▸ **The problem**:
Repeat every record below exactly, but leave out any pictures.

(Stored data)
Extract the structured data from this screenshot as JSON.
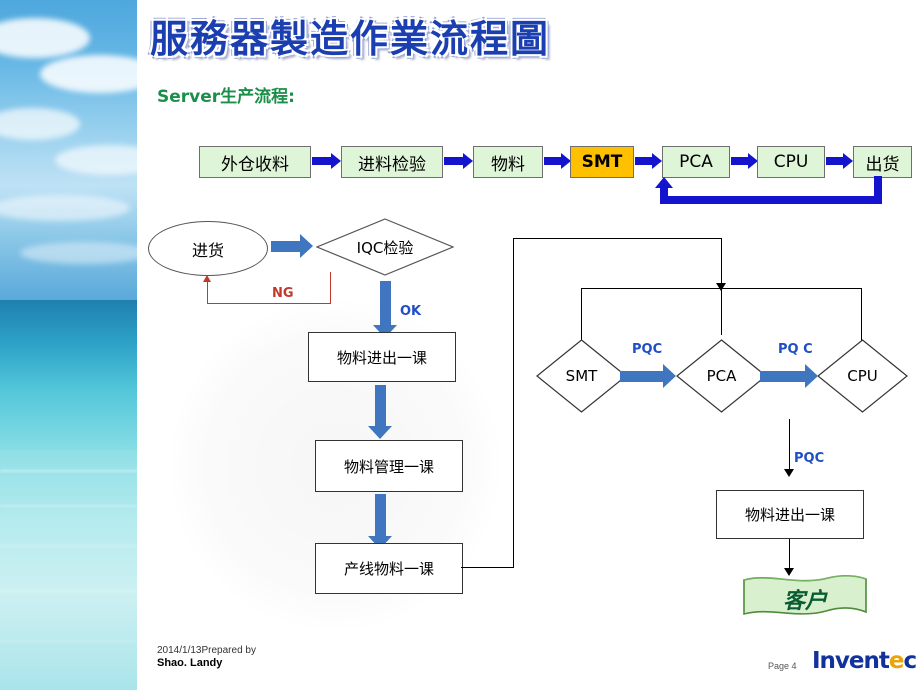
{
  "title": "服務器製造作業流程圖",
  "subtitle": "Server生产流程:",
  "colors": {
    "chain_fill": "#dff5d8",
    "chain_highlight": "#ffc000",
    "chain_arrow": "#1414cf",
    "thick_arrow": "#3f76bf",
    "ng_red": "#c0392b",
    "ok_blue": "#1f4fc4",
    "title_blue": "#1b3fb0",
    "subtitle_green": "#1b8f4a",
    "customer_green": "#0a5c33",
    "logo_blue": "#12329b"
  },
  "chain": {
    "steps": [
      {
        "label": "外仓收料",
        "highlight": false
      },
      {
        "label": "进料检验",
        "highlight": false
      },
      {
        "label": "物料",
        "highlight": false
      },
      {
        "label": "SMT",
        "highlight": true
      },
      {
        "label": "PCA",
        "highlight": false
      },
      {
        "label": "CPU",
        "highlight": false
      },
      {
        "label": "出货",
        "highlight": false
      }
    ]
  },
  "flow": {
    "incoming": "进货",
    "iqc": "IQC检验",
    "ng_label": "NG",
    "ok_label": "OK",
    "steps": [
      "物料进出一课",
      "物料管理一课",
      "产线物料一课"
    ],
    "stations": [
      "SMT",
      "PCA",
      "CPU"
    ],
    "pqc_1": "PQC",
    "pqc_2": "PQ C",
    "pqc_3": "PQC",
    "warehouse_out": "物料进出一课",
    "customer": "客户"
  },
  "footer": {
    "date_prepared": "2014/1/13Prepared by",
    "author": "Shao. Landy",
    "page": "Page 4",
    "logo_a": "Invent",
    "logo_tick": "e",
    "logo_b": "c"
  }
}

▸ **Result of this task**:
Extract the structured data from this screenshot as JSON.
{
  "title": "服務器製造作業流程圖",
  "subtitle": "Server生产流程:",
  "colors": {
    "chain_fill": "#dff5d8",
    "chain_highlight": "#ffc000",
    "chain_arrow": "#1414cf",
    "thick_arrow": "#3f76bf",
    "ng_red": "#c0392b",
    "ok_blue": "#1f4fc4",
    "title_blue": "#1b3fb0",
    "subtitle_green": "#1b8f4a",
    "customer_green": "#0a5c33",
    "logo_blue": "#12329b"
  },
  "chain": {
    "steps": [
      {
        "label": "外仓收料",
        "highlight": false
      },
      {
        "label": "进料检验",
        "highlight": false
      },
      {
        "label": "物料",
        "highlight": false
      },
      {
        "label": "SMT",
        "highlight": true
      },
      {
        "label": "PCA",
        "highlight": false
      },
      {
        "label": "CPU",
        "highlight": false
      },
      {
        "label": "出货",
        "highlight": false
      }
    ]
  },
  "flow": {
    "incoming": "进货",
    "iqc": "IQC检验",
    "ng_label": "NG",
    "ok_label": "OK",
    "steps": [
      "物料进出一课",
      "物料管理一课",
      "产线物料一课"
    ],
    "stations": [
      "SMT",
      "PCA",
      "CPU"
    ],
    "pqc_1": "PQC",
    "pqc_2": "PQ C",
    "pqc_3": "PQC",
    "warehouse_out": "物料进出一课",
    "customer": "客户"
  },
  "footer": {
    "date_prepared": "2014/1/13Prepared by",
    "author": "Shao. Landy",
    "page": "Page 4",
    "logo_a": "Invent",
    "logo_tick": "e",
    "logo_b": "c"
  }
}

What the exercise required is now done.